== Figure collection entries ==
— start —

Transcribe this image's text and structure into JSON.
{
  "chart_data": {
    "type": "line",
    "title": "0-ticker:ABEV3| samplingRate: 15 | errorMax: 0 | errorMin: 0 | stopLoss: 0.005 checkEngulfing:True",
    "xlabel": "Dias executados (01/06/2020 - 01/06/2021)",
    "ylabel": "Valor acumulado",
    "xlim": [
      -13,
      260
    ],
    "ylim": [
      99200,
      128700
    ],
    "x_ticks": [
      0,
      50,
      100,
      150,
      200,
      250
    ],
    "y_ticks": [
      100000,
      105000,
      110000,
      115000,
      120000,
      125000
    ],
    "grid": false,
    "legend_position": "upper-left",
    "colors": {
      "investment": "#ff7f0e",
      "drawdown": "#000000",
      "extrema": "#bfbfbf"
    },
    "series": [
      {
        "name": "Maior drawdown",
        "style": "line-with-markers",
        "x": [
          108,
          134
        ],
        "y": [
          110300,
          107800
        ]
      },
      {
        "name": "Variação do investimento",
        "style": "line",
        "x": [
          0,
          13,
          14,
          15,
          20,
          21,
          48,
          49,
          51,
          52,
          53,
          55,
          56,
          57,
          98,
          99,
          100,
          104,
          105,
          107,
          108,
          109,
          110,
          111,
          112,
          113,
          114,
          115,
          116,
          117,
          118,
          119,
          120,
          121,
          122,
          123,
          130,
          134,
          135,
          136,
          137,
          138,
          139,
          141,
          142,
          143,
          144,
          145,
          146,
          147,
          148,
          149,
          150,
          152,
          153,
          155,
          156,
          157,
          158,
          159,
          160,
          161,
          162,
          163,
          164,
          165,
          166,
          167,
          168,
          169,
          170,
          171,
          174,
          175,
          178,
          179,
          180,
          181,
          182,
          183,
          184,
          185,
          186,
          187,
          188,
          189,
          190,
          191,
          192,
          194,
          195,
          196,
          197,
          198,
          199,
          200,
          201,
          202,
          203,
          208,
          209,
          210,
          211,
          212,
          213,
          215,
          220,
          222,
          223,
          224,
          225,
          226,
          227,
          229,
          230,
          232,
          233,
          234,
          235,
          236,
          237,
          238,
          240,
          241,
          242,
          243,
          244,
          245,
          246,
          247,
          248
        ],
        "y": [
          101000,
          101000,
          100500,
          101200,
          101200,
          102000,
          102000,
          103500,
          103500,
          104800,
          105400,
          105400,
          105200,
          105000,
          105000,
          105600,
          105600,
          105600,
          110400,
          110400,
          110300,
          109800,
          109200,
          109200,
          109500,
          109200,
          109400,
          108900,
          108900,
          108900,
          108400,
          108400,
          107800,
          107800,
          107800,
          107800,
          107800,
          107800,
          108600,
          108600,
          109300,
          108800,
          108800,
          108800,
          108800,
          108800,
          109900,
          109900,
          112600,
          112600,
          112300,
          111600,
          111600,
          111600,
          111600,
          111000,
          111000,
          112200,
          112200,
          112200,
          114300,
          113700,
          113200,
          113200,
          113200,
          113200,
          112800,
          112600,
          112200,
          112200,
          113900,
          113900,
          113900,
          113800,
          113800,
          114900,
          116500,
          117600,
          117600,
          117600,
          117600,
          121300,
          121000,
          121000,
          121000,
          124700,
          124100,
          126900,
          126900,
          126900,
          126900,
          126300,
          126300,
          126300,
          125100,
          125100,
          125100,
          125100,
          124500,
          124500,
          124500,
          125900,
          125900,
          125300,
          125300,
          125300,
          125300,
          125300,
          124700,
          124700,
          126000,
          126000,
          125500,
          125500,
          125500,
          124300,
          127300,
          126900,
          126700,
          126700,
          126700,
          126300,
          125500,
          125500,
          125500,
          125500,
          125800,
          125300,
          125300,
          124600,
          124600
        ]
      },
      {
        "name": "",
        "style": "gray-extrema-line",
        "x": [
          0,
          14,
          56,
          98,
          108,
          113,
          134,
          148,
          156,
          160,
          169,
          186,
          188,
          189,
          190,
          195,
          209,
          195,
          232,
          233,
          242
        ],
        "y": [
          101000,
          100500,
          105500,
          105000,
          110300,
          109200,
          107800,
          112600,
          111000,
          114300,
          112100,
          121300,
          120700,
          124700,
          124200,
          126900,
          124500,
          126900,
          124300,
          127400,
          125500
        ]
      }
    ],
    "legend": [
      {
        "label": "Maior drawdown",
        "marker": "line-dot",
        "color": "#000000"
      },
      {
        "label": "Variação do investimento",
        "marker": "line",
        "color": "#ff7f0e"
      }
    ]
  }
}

— end —

== Task to carry out ==
Please quote the data above in full, with no line missing.

== Result of the exercise ==
Transcribe this image's text and structure into JSON.
{
  "chart_data": {
    "type": "line",
    "title": "0-ticker:ABEV3| samplingRate: 15 | errorMax: 0 | errorMin: 0 | stopLoss: 0.005 checkEngulfing:True",
    "xlabel": "Dias executados (01/06/2020 - 01/06/2021)",
    "ylabel": "Valor acumulado",
    "xlim": [
      -13,
      260
    ],
    "ylim": [
      99200,
      128700
    ],
    "x_ticks": [
      0,
      50,
      100,
      150,
      200,
      250
    ],
    "y_ticks": [
      100000,
      105000,
      110000,
      115000,
      120000,
      125000
    ],
    "grid": false,
    "legend_position": "upper-left",
    "colors": {
      "investment": "#ff7f0e",
      "drawdown": "#000000",
      "extrema": "#bfbfbf"
    },
    "series": [
      {
        "name": "Maior drawdown",
        "style": "line-with-markers",
        "x": [
          108,
          134
        ],
        "y": [
          110300,
          107800
        ]
      },
      {
        "name": "Variação do investimento",
        "style": "line",
        "x": [
          0,
          13,
          14,
          15,
          20,
          21,
          48,
          49,
          51,
          52,
          53,
          55,
          56,
          57,
          98,
          99,
          100,
          104,
          105,
          107,
          108,
          109,
          110,
          111,
          112,
          113,
          114,
          115,
          116,
          117,
          118,
          119,
          120,
          121,
          122,
          123,
          130,
          134,
          135,
          136,
          137,
          138,
          139,
          141,
          142,
          143,
          144,
          145,
          146,
          147,
          148,
          149,
          150,
          152,
          153,
          155,
          156,
          157,
          158,
          159,
          160,
          161,
          162,
          163,
          164,
          165,
          166,
          167,
          168,
          169,
          170,
          171,
          174,
          175,
          178,
          179,
          180,
          181,
          182,
          183,
          184,
          185,
          186,
          187,
          188,
          189,
          190,
          191,
          192,
          194,
          195,
          196,
          197,
          198,
          199,
          200,
          201,
          202,
          203,
          208,
          209,
          210,
          211,
          212,
          213,
          215,
          220,
          222,
          223,
          224,
          225,
          226,
          227,
          229,
          230,
          232,
          233,
          234,
          235,
          236,
          237,
          238,
          240,
          241,
          242,
          243,
          244,
          245,
          246,
          247,
          248
        ],
        "y": [
          101000,
          101000,
          100500,
          101200,
          101200,
          102000,
          102000,
          103500,
          103500,
          104800,
          105400,
          105400,
          105200,
          105000,
          105000,
          105600,
          105600,
          105600,
          110400,
          110400,
          110300,
          109800,
          109200,
          109200,
          109500,
          109200,
          109400,
          108900,
          108900,
          108900,
          108400,
          108400,
          107800,
          107800,
          107800,
          107800,
          107800,
          107800,
          108600,
          108600,
          109300,
          108800,
          108800,
          108800,
          108800,
          108800,
          109900,
          109900,
          112600,
          112600,
          112300,
          111600,
          111600,
          111600,
          111600,
          111000,
          111000,
          112200,
          112200,
          112200,
          114300,
          113700,
          113200,
          113200,
          113200,
          113200,
          112800,
          112600,
          112200,
          112200,
          113900,
          113900,
          113900,
          113800,
          113800,
          114900,
          116500,
          117600,
          117600,
          117600,
          117600,
          121300,
          121000,
          121000,
          121000,
          124700,
          124100,
          126900,
          126900,
          126900,
          126900,
          126300,
          126300,
          126300,
          125100,
          125100,
          125100,
          125100,
          124500,
          124500,
          124500,
          125900,
          125900,
          125300,
          125300,
          125300,
          125300,
          125300,
          124700,
          124700,
          126000,
          126000,
          125500,
          125500,
          125500,
          124300,
          127300,
          126900,
          126700,
          126700,
          126700,
          126300,
          125500,
          125500,
          125500,
          125500,
          125800,
          125300,
          125300,
          124600,
          124600
        ]
      },
      {
        "name": "",
        "style": "gray-extrema-line",
        "x": [
          0,
          14,
          56,
          98,
          108,
          113,
          134,
          148,
          156,
          160,
          169,
          186,
          188,
          189,
          190,
          195,
          209,
          195,
          232,
          233,
          242
        ],
        "y": [
          101000,
          100500,
          105500,
          105000,
          110300,
          109200,
          107800,
          112600,
          111000,
          114300,
          112100,
          121300,
          120700,
          124700,
          124200,
          126900,
          124500,
          126900,
          124300,
          127400,
          125500
        ]
      }
    ],
    "legend": [
      {
        "label": "Maior drawdown",
        "marker": "line-dot",
        "color": "#000000"
      },
      {
        "label": "Variação do investimento",
        "marker": "line",
        "color": "#ff7f0e"
      }
    ]
  }
}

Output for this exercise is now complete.